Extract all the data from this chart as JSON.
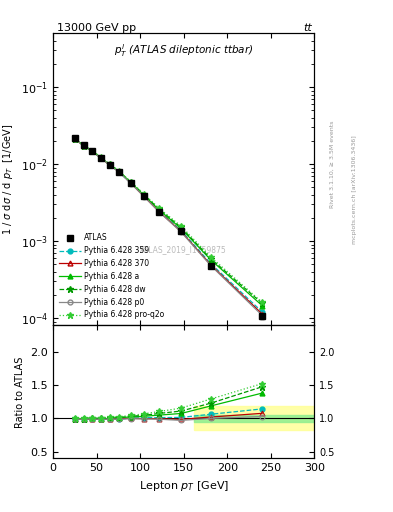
{
  "title_top": "13000 GeV pp",
  "title_top_right": "tt",
  "plot_title": "$p_T^l$ (ATLAS dileptonic ttbar)",
  "watermark": "ATLAS_2019_I1759875",
  "ylabel_main": "1 / $\\sigma$ d$\\sigma$ / d $p_T$  [1/GeV]",
  "ylabel_ratio": "Ratio to ATLAS",
  "xlabel": "Lepton $p_T$ [GeV]",
  "right_label": "mcplots.cern.ch [arXiv:1306.3436]",
  "right_label2": "Rivet 3.1.10, ≥ 3.5M events",
  "xlim": [
    0,
    300
  ],
  "ylim_main": [
    8e-05,
    0.5
  ],
  "ylim_ratio": [
    0.4,
    2.4
  ],
  "ratio_yticks": [
    0.5,
    1.0,
    1.5,
    2.0
  ],
  "pt_edges": [
    20,
    30,
    40,
    50,
    60,
    70,
    82,
    97,
    112,
    132,
    162,
    200,
    280
  ],
  "atlas_values": [
    0.0215,
    0.0175,
    0.0148,
    0.0121,
    0.0098,
    0.0079,
    0.0056,
    0.0038,
    0.0024,
    0.00135,
    0.00048,
    0.000105
  ],
  "atlas_yerr_lo": [
    0.0006,
    0.0005,
    0.0004,
    0.0003,
    0.0002,
    0.0002,
    0.0001,
    0.0001,
    5e-05,
    4e-05,
    1.5e-05,
    8e-06
  ],
  "atlas_yerr_hi": [
    0.0006,
    0.0005,
    0.0004,
    0.0003,
    0.0002,
    0.0002,
    0.0001,
    0.0001,
    5e-05,
    4e-05,
    1.5e-05,
    8e-06
  ],
  "py359_values": [
    0.0213,
    0.0173,
    0.0147,
    0.0119,
    0.0097,
    0.0078,
    0.00562,
    0.00384,
    0.00243,
    0.00137,
    0.00051,
    0.00012
  ],
  "py370_values": [
    0.0213,
    0.0173,
    0.0147,
    0.0119,
    0.0097,
    0.0079,
    0.0056,
    0.00379,
    0.00239,
    0.00133,
    0.00049,
    0.000113
  ],
  "pya_values": [
    0.0214,
    0.0174,
    0.0148,
    0.012,
    0.0098,
    0.008,
    0.00572,
    0.00392,
    0.00252,
    0.00145,
    0.00057,
    0.000145
  ],
  "pydw_values": [
    0.0214,
    0.0174,
    0.0149,
    0.0121,
    0.0099,
    0.008,
    0.00578,
    0.00398,
    0.00258,
    0.0015,
    0.00059,
    0.000155
  ],
  "pyp0_values": [
    0.0213,
    0.0173,
    0.0147,
    0.0119,
    0.0097,
    0.0078,
    0.00558,
    0.00377,
    0.00237,
    0.00131,
    0.00048,
    0.000108
  ],
  "pyq2o_values": [
    0.0215,
    0.0175,
    0.0149,
    0.0122,
    0.01,
    0.0081,
    0.00585,
    0.00406,
    0.00265,
    0.00156,
    0.00062,
    0.00016
  ],
  "atlas_color": "#000000",
  "py359_color": "#00BBBB",
  "py370_color": "#BB0000",
  "pya_color": "#00BB00",
  "pydw_color": "#009900",
  "pyp0_color": "#888888",
  "pyq2o_color": "#33CC33",
  "green_band_lo": 0.95,
  "green_band_hi": 1.05,
  "yellow_band_lo": 0.82,
  "yellow_band_hi": 1.18,
  "band_xstart": 162
}
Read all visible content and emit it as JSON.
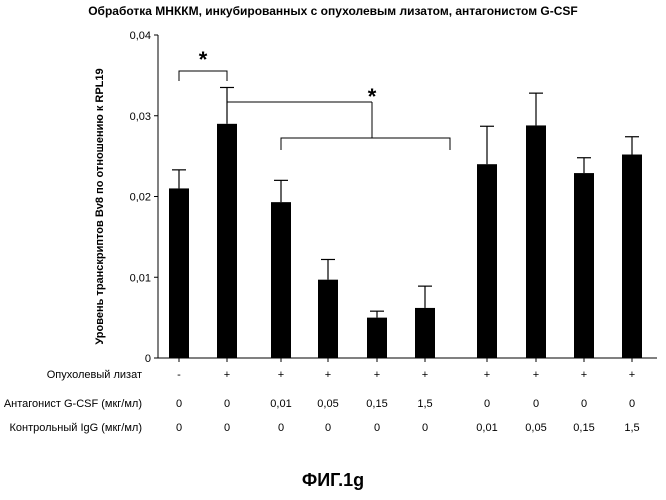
{
  "figure_caption": "ФИГ.1g",
  "chart_data": {
    "type": "bar",
    "title": "Обработка МНККМ, инкубированных с опухолевым лизатом, антагонистом G-CSF",
    "ylabel": "Уровень транскриптов Bv8 по отношению к RPL19",
    "xlabel": "",
    "ylim": [
      0,
      0.04
    ],
    "yticks": [
      0,
      0.01,
      0.02,
      0.03,
      0.04
    ],
    "ytick_labels": [
      "0",
      "0,01",
      "0,02",
      "0,03",
      "0,04"
    ],
    "values": [
      0.021,
      0.029,
      0.0193,
      0.0097,
      0.005,
      0.0062,
      0.024,
      0.0288,
      0.0229,
      0.0252
    ],
    "error_upper": [
      0.0233,
      0.0335,
      0.022,
      0.0122,
      0.0058,
      0.0089,
      0.0287,
      0.0328,
      0.0248,
      0.0274
    ],
    "significance": [
      {
        "from": 0,
        "to": 1,
        "label": "*"
      },
      {
        "from": 1,
        "to_group": [
          2,
          5
        ],
        "label": "*"
      }
    ],
    "conditions": [
      {
        "label": "Опухолевый лизат",
        "values": [
          "-",
          "+",
          "+",
          "+",
          "+",
          "+",
          "+",
          "+",
          "+",
          "+"
        ]
      },
      {
        "label": "Антагонист G-CSF (мкг/мл)",
        "values": [
          "0",
          "0",
          "0,01",
          "0,05",
          "0,15",
          "1,5",
          "0",
          "0",
          "0",
          "0"
        ]
      },
      {
        "label": "Контрольный IgG (мкг/мл)",
        "values": [
          "0",
          "0",
          "0",
          "0",
          "0",
          "0",
          "0,01",
          "0,05",
          "0,15",
          "1,5"
        ]
      }
    ],
    "grid": false,
    "legend": "none",
    "bar_color": "#000000"
  }
}
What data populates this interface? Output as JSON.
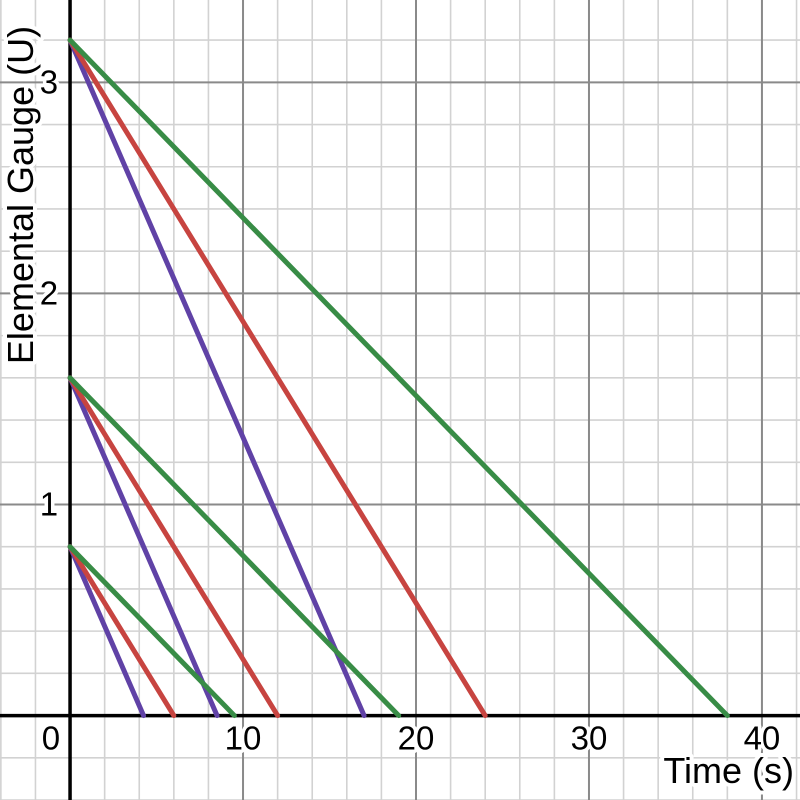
{
  "chart_data": {
    "type": "line",
    "title": "",
    "xlabel": "Time (s)",
    "ylabel": "Elemental Gauge (U)",
    "xlim": [
      -4.05,
      42.2
    ],
    "ylim": [
      -0.4,
      3.39
    ],
    "x_major_ticks": [
      0,
      10,
      20,
      30,
      40
    ],
    "y_major_ticks": [
      1,
      2,
      3
    ],
    "x_minor_step": 2,
    "y_minor_step": 0.2,
    "grid": true,
    "legend_position": "none",
    "series": [
      {
        "name": "purple-0.8U",
        "color": "#6042a6",
        "points": [
          [
            0,
            0.8
          ],
          [
            4.25,
            0
          ]
        ]
      },
      {
        "name": "purple-1.6U",
        "color": "#6042a6",
        "points": [
          [
            0,
            1.6
          ],
          [
            8.5,
            0
          ]
        ]
      },
      {
        "name": "purple-3.2U",
        "color": "#6042a6",
        "points": [
          [
            0,
            3.2
          ],
          [
            17,
            0
          ]
        ]
      },
      {
        "name": "red-0.8U",
        "color": "#c74440",
        "points": [
          [
            0,
            0.8
          ],
          [
            6,
            0
          ]
        ]
      },
      {
        "name": "red-1.6U",
        "color": "#c74440",
        "points": [
          [
            0,
            1.6
          ],
          [
            12,
            0
          ]
        ]
      },
      {
        "name": "red-3.2U",
        "color": "#c74440",
        "points": [
          [
            0,
            3.2
          ],
          [
            24,
            0
          ]
        ]
      },
      {
        "name": "green-0.8U",
        "color": "#388c46",
        "points": [
          [
            0,
            0.8
          ],
          [
            9.5,
            0
          ]
        ]
      },
      {
        "name": "green-1.6U",
        "color": "#388c46",
        "points": [
          [
            0,
            1.6
          ],
          [
            19,
            0
          ]
        ]
      },
      {
        "name": "green-3.2U",
        "color": "#388c46",
        "points": [
          [
            0,
            3.2
          ],
          [
            38,
            0
          ]
        ]
      }
    ]
  },
  "colors": {
    "background": "#ffffff",
    "axis": "#000000",
    "major_grid": "#8a8a8a",
    "minor_grid": "#d2d2d2",
    "label": "#000000",
    "series_purple": "#6042a6",
    "series_red": "#c74440",
    "series_green": "#388c46"
  }
}
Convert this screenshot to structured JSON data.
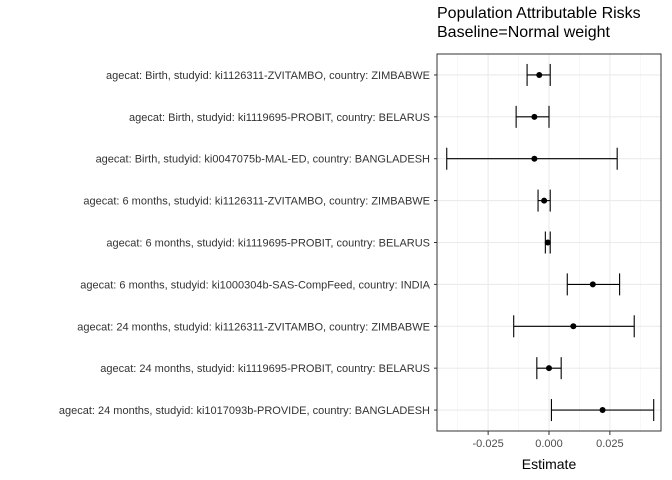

----------------------------------------

Reproduce all of the data exactly, omitting each picture it holds.

• Exercise output
Extract all the data from this chart as JSON.
{
  "title_top": "13000 GeV pp",
  "title_top_right": "tt",
  "plot_title": "$p_T^l$ (ATLAS dileptonic ttbar)",
  "watermark": "ATLAS_2019_I1759875",
  "ylabel_main": "1 / $\\sigma$ d$\\sigma$ / d $p_T$  [1/GeV]",
  "ylabel_ratio": "Ratio to ATLAS",
  "xlabel": "Lepton $p_T$ [GeV]",
  "right_label": "mcplots.cern.ch [arXiv:1306.3436]",
  "right_label2": "Rivet 3.1.10, ≥ 3.5M events",
  "xlim": [
    0,
    300
  ],
  "ylim_main": [
    8e-05,
    0.5
  ],
  "ylim_ratio": [
    0.4,
    2.4
  ],
  "ratio_yticks": [
    0.5,
    1.0,
    1.5,
    2.0
  ],
  "pt_edges": [
    20,
    30,
    40,
    50,
    60,
    70,
    82,
    97,
    112,
    132,
    162,
    200,
    280
  ],
  "atlas_values": [
    0.0215,
    0.0175,
    0.0148,
    0.0121,
    0.0098,
    0.0079,
    0.0056,
    0.0038,
    0.0024,
    0.00135,
    0.00048,
    0.000105
  ],
  "atlas_yerr_lo": [
    0.0006,
    0.0005,
    0.0004,
    0.0003,
    0.0002,
    0.0002,
    0.0001,
    0.0001,
    5e-05,
    4e-05,
    1.5e-05,
    8e-06
  ],
  "atlas_yerr_hi": [
    0.0006,
    0.0005,
    0.0004,
    0.0003,
    0.0002,
    0.0002,
    0.0001,
    0.0001,
    5e-05,
    4e-05,
    1.5e-05,
    8e-06
  ],
  "py359_values": [
    0.0213,
    0.0173,
    0.0147,
    0.0119,
    0.0097,
    0.0078,
    0.00562,
    0.00384,
    0.00243,
    0.00137,
    0.00051,
    0.00012
  ],
  "py370_values": [
    0.0213,
    0.0173,
    0.0147,
    0.0119,
    0.0097,
    0.0079,
    0.0056,
    0.00379,
    0.00239,
    0.00133,
    0.00049,
    0.000113
  ],
  "pya_values": [
    0.0214,
    0.0174,
    0.0148,
    0.012,
    0.0098,
    0.008,
    0.00572,
    0.00392,
    0.00252,
    0.00145,
    0.00057,
    0.000145
  ],
  "pydw_values": [
    0.0214,
    0.0174,
    0.0149,
    0.0121,
    0.0099,
    0.008,
    0.00578,
    0.00398,
    0.00258,
    0.0015,
    0.00059,
    0.000155
  ],
  "pyp0_values": [
    0.0213,
    0.0173,
    0.0147,
    0.0119,
    0.0097,
    0.0078,
    0.00558,
    0.00377,
    0.00237,
    0.00131,
    0.00048,
    0.000108
  ],
  "pyq2o_values": [
    0.0215,
    0.0175,
    0.0149,
    0.0122,
    0.01,
    0.0081,
    0.00585,
    0.00406,
    0.00265,
    0.00156,
    0.00062,
    0.00016
  ],
  "atlas_color": "#000000",
  "py359_color": "#00BBBB",
  "py370_color": "#BB0000",
  "pya_color": "#00BB00",
  "pydw_color": "#009900",
  "pyp0_color": "#888888",
  "pyq2o_color": "#33CC33",
  "green_band_lo": 0.95,
  "green_band_hi": 1.05,
  "yellow_band_lo": 0.82,
  "yellow_band_hi": 1.18,
  "band_xstart": 162
}
Read all visible content and emit it as JSON.
{
  "figure_caption": "ФИГ.1g",
  "chart_data": {
    "type": "bar",
    "title": "Обработка МНККМ, инкубированных с опухолевым лизатом, антагонистом G-CSF",
    "ylabel": "Уровень транскриптов Bv8 по отношению к RPL19",
    "xlabel": "",
    "ylim": [
      0,
      0.04
    ],
    "yticks": [
      0,
      0.01,
      0.02,
      0.03,
      0.04
    ],
    "ytick_labels": [
      "0",
      "0,01",
      "0,02",
      "0,03",
      "0,04"
    ],
    "values": [
      0.021,
      0.029,
      0.0193,
      0.0097,
      0.005,
      0.0062,
      0.024,
      0.0288,
      0.0229,
      0.0252
    ],
    "error_upper": [
      0.0233,
      0.0335,
      0.022,
      0.0122,
      0.0058,
      0.0089,
      0.0287,
      0.0328,
      0.0248,
      0.0274
    ],
    "significance": [
      {
        "from": 0,
        "to": 1,
        "label": "*"
      },
      {
        "from": 1,
        "to_group": [
          2,
          5
        ],
        "label": "*"
      }
    ],
    "conditions": [
      {
        "label": "Опухолевый лизат",
        "values": [
          "-",
          "+",
          "+",
          "+",
          "+",
          "+",
          "+",
          "+",
          "+",
          "+"
        ]
      },
      {
        "label": "Антагонист G-CSF (мкг/мл)",
        "values": [
          "0",
          "0",
          "0,01",
          "0,05",
          "0,15",
          "1,5",
          "0",
          "0",
          "0",
          "0"
        ]
      },
      {
        "label": "Контрольный IgG (мкг/мл)",
        "values": [
          "0",
          "0",
          "0",
          "0",
          "0",
          "0",
          "0,01",
          "0,05",
          "0,15",
          "1,5"
        ]
      }
    ],
    "grid": false,
    "legend": "none",
    "bar_color": "#000000"
  }
}
What data populates this interface? Output as JSON.
{
  "chart_data": {
    "type": "line",
    "title": "",
    "xlabel": "Time (s)",
    "ylabel": "Elemental Gauge (U)",
    "xlim": [
      -4.05,
      42.2
    ],
    "ylim": [
      -0.4,
      3.39
    ],
    "x_major_ticks": [
      0,
      10,
      20,
      30,
      40
    ],
    "y_major_ticks": [
      1,
      2,
      3
    ],
    "x_minor_step": 2,
    "y_minor_step": 0.2,
    "grid": true,
    "legend_position": "none",
    "series": [
      {
        "name": "purple-0.8U",
        "color": "#6042a6",
        "points": [
          [
            0,
            0.8
          ],
          [
            4.25,
            0
          ]
        ]
      },
      {
        "name": "purple-1.6U",
        "color": "#6042a6",
        "points": [
          [
            0,
            1.6
          ],
          [
            8.5,
            0
          ]
        ]
      },
      {
        "name": "purple-3.2U",
        "color": "#6042a6",
        "points": [
          [
            0,
            3.2
          ],
          [
            17,
            0
          ]
        ]
      },
      {
        "name": "red-0.8U",
        "color": "#c74440",
        "points": [
          [
            0,
            0.8
          ],
          [
            6,
            0
          ]
        ]
      },
      {
        "name": "red-1.6U",
        "color": "#c74440",
        "points": [
          [
            0,
            1.6
          ],
          [
            12,
            0
          ]
        ]
      },
      {
        "name": "red-3.2U",
        "color": "#c74440",
        "points": [
          [
            0,
            3.2
          ],
          [
            24,
            0
          ]
        ]
      },
      {
        "name": "green-0.8U",
        "color": "#388c46",
        "points": [
          [
            0,
            0.8
          ],
          [
            9.5,
            0
          ]
        ]
      },
      {
        "name": "green-1.6U",
        "color": "#388c46",
        "points": [
          [
            0,
            1.6
          ],
          [
            19,
            0
          ]
        ]
      },
      {
        "name": "green-3.2U",
        "color": "#388c46",
        "points": [
          [
            0,
            3.2
          ],
          [
            38,
            0
          ]
        ]
      }
    ]
  },
  "colors": {
    "background": "#ffffff",
    "axis": "#000000",
    "major_grid": "#8a8a8a",
    "minor_grid": "#d2d2d2",
    "label": "#000000",
    "series_purple": "#6042a6",
    "series_red": "#c74440",
    "series_green": "#388c46"
  }
}
Convert this screenshot to structured JSON data.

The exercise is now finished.